# What this task involves:
Type every record exactly as it appears.

# # # # # # #

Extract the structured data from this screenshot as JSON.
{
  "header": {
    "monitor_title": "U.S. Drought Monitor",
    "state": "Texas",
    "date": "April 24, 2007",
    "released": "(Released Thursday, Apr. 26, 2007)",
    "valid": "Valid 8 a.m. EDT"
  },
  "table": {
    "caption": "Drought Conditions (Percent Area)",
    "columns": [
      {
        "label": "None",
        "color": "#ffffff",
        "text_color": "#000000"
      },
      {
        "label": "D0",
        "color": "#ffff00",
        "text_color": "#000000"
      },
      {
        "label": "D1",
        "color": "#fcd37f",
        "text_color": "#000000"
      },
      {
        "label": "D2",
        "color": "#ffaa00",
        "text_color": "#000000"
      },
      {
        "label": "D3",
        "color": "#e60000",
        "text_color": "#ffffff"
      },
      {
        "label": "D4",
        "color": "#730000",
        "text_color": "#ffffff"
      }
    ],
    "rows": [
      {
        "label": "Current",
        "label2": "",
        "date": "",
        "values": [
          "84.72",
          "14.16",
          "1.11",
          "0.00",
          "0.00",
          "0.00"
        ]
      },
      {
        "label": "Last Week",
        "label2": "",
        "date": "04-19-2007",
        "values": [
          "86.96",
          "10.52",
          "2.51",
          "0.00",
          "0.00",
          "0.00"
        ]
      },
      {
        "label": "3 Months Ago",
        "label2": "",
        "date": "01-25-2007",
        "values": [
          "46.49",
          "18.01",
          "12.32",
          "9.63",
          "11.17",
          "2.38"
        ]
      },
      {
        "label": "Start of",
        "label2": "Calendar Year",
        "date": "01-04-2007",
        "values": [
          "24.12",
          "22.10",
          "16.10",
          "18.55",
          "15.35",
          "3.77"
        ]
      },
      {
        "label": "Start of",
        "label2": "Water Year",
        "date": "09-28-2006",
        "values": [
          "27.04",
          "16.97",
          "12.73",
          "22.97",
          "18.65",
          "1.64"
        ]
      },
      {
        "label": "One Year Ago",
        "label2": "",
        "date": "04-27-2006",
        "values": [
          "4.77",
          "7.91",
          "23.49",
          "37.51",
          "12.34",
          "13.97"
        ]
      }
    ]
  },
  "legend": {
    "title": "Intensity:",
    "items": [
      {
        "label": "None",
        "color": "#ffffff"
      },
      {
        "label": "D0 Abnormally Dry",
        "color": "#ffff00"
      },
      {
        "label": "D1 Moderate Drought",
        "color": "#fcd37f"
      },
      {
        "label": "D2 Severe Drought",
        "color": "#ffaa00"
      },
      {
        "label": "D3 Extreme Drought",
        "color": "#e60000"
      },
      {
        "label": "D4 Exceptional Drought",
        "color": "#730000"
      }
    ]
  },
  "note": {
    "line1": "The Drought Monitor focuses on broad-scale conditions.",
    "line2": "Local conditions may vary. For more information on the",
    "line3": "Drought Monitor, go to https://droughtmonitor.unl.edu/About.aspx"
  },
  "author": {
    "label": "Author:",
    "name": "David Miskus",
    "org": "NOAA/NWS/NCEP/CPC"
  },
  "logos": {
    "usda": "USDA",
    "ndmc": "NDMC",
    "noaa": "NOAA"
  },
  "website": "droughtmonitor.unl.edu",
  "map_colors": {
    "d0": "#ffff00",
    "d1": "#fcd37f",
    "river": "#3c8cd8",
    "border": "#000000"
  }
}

# # # # # # #

# Output for this exercise:
Extract the structured data from this screenshot as JSON.
{
  "header": {
    "monitor_title": "U.S. Drought Monitor",
    "state": "Texas",
    "date": "April 24, 2007",
    "released": "(Released Thursday, Apr. 26, 2007)",
    "valid": "Valid 8 a.m. EDT"
  },
  "table": {
    "caption": "Drought Conditions (Percent Area)",
    "columns": [
      {
        "label": "None",
        "color": "#ffffff",
        "text_color": "#000000"
      },
      {
        "label": "D0",
        "color": "#ffff00",
        "text_color": "#000000"
      },
      {
        "label": "D1",
        "color": "#fcd37f",
        "text_color": "#000000"
      },
      {
        "label": "D2",
        "color": "#ffaa00",
        "text_color": "#000000"
      },
      {
        "label": "D3",
        "color": "#e60000",
        "text_color": "#ffffff"
      },
      {
        "label": "D4",
        "color": "#730000",
        "text_color": "#ffffff"
      }
    ],
    "rows": [
      {
        "label": "Current",
        "label2": "",
        "date": "",
        "values": [
          "84.72",
          "14.16",
          "1.11",
          "0.00",
          "0.00",
          "0.00"
        ]
      },
      {
        "label": "Last Week",
        "label2": "",
        "date": "04-19-2007",
        "values": [
          "86.96",
          "10.52",
          "2.51",
          "0.00",
          "0.00",
          "0.00"
        ]
      },
      {
        "label": "3 Months Ago",
        "label2": "",
        "date": "01-25-2007",
        "values": [
          "46.49",
          "18.01",
          "12.32",
          "9.63",
          "11.17",
          "2.38"
        ]
      },
      {
        "label": "Start of",
        "label2": "Calendar Year",
        "date": "01-04-2007",
        "values": [
          "24.12",
          "22.10",
          "16.10",
          "18.55",
          "15.35",
          "3.77"
        ]
      },
      {
        "label": "Start of",
        "label2": "Water Year",
        "date": "09-28-2006",
        "values": [
          "27.04",
          "16.97",
          "12.73",
          "22.97",
          "18.65",
          "1.64"
        ]
      },
      {
        "label": "One Year Ago",
        "label2": "",
        "date": "04-27-2006",
        "values": [
          "4.77",
          "7.91",
          "23.49",
          "37.51",
          "12.34",
          "13.97"
        ]
      }
    ]
  },
  "legend": {
    "title": "Intensity:",
    "items": [
      {
        "label": "None",
        "color": "#ffffff"
      },
      {
        "label": "D0 Abnormally Dry",
        "color": "#ffff00"
      },
      {
        "label": "D1 Moderate Drought",
        "color": "#fcd37f"
      },
      {
        "label": "D2 Severe Drought",
        "color": "#ffaa00"
      },
      {
        "label": "D3 Extreme Drought",
        "color": "#e60000"
      },
      {
        "label": "D4 Exceptional Drought",
        "color": "#730000"
      }
    ]
  },
  "note": {
    "line1": "The Drought Monitor focuses on broad-scale conditions.",
    "line2": "Local conditions may vary. For more information on the",
    "line3": "Drought Monitor, go to https://droughtmonitor.unl.edu/About.aspx"
  },
  "author": {
    "label": "Author:",
    "name": "David Miskus",
    "org": "NOAA/NWS/NCEP/CPC"
  },
  "logos": {
    "usda": "USDA",
    "ndmc": "NDMC",
    "noaa": "NOAA"
  },
  "website": "droughtmonitor.unl.edu",
  "map_colors": {
    "d0": "#ffff00",
    "d1": "#fcd37f",
    "river": "#3c8cd8",
    "border": "#000000"
  }
}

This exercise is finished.